(What you are asked to do): Every line must be returned precisely as it is written.

┌─ Given data

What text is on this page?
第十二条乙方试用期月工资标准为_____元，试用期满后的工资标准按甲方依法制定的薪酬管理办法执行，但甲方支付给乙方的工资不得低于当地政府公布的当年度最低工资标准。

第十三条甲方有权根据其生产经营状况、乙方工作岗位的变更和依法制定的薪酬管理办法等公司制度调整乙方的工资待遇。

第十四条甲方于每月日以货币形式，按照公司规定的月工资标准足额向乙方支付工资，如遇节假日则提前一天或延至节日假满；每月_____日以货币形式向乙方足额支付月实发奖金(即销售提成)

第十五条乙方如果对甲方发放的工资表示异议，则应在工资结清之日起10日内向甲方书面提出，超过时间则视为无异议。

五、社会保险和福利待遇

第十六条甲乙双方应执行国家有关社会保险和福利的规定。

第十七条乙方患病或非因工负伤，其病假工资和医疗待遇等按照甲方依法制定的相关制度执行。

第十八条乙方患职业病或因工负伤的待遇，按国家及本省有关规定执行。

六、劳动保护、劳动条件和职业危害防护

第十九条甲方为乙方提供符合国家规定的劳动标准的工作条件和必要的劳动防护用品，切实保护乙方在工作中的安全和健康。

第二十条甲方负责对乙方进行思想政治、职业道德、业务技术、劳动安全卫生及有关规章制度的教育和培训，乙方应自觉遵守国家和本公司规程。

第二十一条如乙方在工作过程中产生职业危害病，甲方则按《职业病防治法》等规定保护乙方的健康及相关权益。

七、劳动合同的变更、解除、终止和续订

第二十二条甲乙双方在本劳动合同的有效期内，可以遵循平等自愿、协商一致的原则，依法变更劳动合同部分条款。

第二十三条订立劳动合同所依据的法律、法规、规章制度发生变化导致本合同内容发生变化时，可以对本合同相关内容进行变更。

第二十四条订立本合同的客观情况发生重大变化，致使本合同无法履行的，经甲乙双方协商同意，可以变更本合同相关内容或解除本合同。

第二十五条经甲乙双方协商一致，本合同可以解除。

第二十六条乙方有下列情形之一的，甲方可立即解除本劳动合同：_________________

└─

(Solution to this exercise):
What text is on this page?
第十二条乙方试用期月工资标准为_____元，试用期满后的工资标准按甲方依法制定的薪酬管理办法执行，但甲方支付给乙方的工资不得低于当地政府公布的当年度最低工资标准。

第十三条甲方有权根据其生产经营状况、乙方工作岗位的变更和依法制定的薪酬管理办法等公司制度调整乙方的工资待遇。

第十四条甲方于每月日以货币形式，按照公司规定的月工资标准足额向乙方支付工资，如遇节假日则提前一天或延至节日假满；每月_____日以货币形式向乙方足额支付月实发奖金(即销售提成)

第十五条乙方如果对甲方发放的工资表示异议，则应在工资结清之日起10日内向甲方书面提出，超过时间则视为无异议。

五、社会保险和福利待遇

第十六条甲乙双方应执行国家有关社会保险和福利的规定。

第十七条乙方患病或非因工负伤，其病假工资和医疗待遇等按照甲方依法制定的相关制度执行。

第十八条乙方患职业病或因工负伤的待遇，按国家及本省有关规定执行。

六、劳动保护、劳动条件和职业危害防护

第十九条甲方为乙方提供符合国家规定的劳动标准的工作条件和必要的劳动防护用品，切实保护乙方在工作中的安全和健康。

第二十条甲方负责对乙方进行思想政治、职业道德、业务技术、劳动安全卫生及有关规章制度的教育和培训，乙方应自觉遵守国家和本公司规程。

第二十一条如乙方在工作过程中产生职业危害病，甲方则按《职业病防治法》等规定保护乙方的健康及相关权益。

七、劳动合同的变更、解除、终止和续订

第二十二条甲乙双方在本劳动合同的有效期内，可以遵循平等自愿、协商一致的原则，依法变更劳动合同部分条款。

第二十三条订立劳动合同所依据的法律、法规、规章制度发生变化导致本合同内容发生变化时，可以对本合同相关内容进行变更。

第二十四条订立本合同的客观情况发生重大变化，致使本合同无法履行的，经甲乙双方协商同意，可以变更本合同相关内容或解除本合同。

第二十五条经甲乙双方协商一致，本合同可以解除。

第二十六条乙方有下列情形之一的，甲方可立即解除本劳动合同：_________________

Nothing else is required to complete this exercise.